Dataset extract:

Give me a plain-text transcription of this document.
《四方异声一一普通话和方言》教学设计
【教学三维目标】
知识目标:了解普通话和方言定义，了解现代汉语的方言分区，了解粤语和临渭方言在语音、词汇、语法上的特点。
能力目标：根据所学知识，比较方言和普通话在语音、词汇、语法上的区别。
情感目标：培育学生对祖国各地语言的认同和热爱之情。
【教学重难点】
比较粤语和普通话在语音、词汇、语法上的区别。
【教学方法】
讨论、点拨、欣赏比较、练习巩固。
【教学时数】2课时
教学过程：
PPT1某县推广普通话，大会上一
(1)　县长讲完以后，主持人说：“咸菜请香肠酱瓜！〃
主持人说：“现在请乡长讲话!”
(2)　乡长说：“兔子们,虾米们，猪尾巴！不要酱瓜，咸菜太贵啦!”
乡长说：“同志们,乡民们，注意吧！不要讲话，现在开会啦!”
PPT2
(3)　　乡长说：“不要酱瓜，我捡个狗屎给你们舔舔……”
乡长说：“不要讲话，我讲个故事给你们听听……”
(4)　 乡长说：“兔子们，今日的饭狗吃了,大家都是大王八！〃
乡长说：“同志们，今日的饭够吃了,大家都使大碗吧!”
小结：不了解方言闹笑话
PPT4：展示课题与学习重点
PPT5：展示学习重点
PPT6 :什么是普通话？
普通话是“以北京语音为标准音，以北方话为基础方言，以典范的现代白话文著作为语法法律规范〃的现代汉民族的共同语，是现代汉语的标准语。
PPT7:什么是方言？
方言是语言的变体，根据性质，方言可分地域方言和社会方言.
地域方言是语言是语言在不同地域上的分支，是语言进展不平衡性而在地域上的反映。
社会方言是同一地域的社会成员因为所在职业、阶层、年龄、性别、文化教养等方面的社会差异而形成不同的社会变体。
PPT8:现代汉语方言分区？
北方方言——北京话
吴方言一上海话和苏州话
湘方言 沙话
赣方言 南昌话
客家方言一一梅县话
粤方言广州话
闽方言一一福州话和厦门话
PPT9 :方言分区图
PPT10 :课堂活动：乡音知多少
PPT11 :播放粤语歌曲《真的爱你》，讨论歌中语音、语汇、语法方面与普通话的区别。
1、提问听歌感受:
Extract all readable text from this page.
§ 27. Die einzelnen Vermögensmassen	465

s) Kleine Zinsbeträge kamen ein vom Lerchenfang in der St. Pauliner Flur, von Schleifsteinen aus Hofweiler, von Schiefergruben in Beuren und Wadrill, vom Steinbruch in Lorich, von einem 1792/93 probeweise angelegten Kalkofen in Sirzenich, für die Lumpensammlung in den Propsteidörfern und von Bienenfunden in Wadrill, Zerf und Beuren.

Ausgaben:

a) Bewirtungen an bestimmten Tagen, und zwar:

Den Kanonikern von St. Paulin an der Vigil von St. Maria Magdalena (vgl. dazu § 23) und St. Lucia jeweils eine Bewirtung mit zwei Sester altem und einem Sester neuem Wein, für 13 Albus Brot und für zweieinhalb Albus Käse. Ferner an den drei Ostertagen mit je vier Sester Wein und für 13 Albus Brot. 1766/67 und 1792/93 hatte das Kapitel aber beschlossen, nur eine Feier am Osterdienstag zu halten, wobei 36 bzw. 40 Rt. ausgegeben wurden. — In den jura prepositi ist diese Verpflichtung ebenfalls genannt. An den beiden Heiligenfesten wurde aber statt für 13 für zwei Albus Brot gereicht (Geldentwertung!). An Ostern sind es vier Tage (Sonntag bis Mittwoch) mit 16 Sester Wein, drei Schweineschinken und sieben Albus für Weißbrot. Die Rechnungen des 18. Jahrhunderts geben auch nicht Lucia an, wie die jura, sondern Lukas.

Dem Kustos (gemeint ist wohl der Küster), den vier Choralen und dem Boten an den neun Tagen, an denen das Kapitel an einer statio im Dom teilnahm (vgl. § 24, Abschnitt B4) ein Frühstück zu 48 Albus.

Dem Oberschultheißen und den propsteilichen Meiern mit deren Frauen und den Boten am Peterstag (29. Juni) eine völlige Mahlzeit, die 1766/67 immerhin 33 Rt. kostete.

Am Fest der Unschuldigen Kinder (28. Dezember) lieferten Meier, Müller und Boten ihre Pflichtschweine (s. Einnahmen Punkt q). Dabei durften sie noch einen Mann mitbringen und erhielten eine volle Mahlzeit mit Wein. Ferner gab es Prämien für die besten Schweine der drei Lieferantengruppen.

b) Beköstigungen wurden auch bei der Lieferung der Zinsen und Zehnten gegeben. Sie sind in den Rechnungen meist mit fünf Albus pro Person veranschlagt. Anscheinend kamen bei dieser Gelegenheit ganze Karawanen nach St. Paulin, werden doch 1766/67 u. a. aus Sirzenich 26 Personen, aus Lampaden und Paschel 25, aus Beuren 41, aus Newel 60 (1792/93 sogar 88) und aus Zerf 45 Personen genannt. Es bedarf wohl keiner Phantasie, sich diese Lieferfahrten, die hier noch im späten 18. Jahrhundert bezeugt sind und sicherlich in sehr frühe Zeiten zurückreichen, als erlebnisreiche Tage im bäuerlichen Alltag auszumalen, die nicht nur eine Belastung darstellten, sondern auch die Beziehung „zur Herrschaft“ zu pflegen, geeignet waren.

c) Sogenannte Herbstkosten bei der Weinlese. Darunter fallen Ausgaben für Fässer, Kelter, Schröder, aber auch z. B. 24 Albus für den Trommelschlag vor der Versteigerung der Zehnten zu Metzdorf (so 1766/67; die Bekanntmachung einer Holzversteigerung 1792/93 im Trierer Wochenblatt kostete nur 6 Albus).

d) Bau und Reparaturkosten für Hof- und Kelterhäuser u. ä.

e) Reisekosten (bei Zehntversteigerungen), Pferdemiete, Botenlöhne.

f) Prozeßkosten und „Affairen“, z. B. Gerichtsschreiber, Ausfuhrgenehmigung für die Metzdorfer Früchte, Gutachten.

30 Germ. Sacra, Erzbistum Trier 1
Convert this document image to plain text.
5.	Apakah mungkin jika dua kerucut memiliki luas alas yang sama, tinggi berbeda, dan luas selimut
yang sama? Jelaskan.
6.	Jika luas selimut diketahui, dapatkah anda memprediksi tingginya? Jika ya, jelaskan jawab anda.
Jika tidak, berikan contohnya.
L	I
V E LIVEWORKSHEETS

Exercise aim: Write out every line of the entries that holds the word "einem".

Complete answer:
s) Kleine Zinsbeträge kamen ein vom Lerchenfang in der St. Pauliner Flur, von Schleifsteinen aus Hofweiler, von Schiefergruben in Beuren und Wadrill, vom Steinbruch in Lorich, von einem 1792/93 probeweise angelegten Kalkofen in Sirzenich, für die Lumpensammlung in den Propsteidörfern und von Bienenfunden in Wadrill, Zerf und Beuren.
Den Kanonikern von St. Paulin an der Vigil von St. Maria Magdalena (vgl. dazu § 23) und St. Lucia jeweils eine Bewirtung mit zwei Sester altem und einem Sester neuem Wein, für 13 Albus Brot und für zweieinhalb Albus Käse. Ferner an den drei Ostertagen mit je vier Sester Wein und für 13 Albus Brot. 1766/67 und 1792/93 hatte das Kapitel aber beschlossen, nur eine Feier am Osterdienstag zu halten, wobei 36 bzw. 40 Rt. ausgegeben wurden. — In den jura prepositi ist diese Verpflichtung ebenfalls genannt. An den beiden Heiligenfesten wurde aber statt für 13 für zwei Albus Brot gereicht (Geldentwertung!). An Ostern sind es vier Tage (Sonntag bis Mittwoch) mit 16 Sester Wein, drei Schweineschinken und sieben Albus für Weißbrot. Die Rechnungen des 18. Jahrhunderts geben auch nicht Lucia an, wie die jura, sondern Lukas.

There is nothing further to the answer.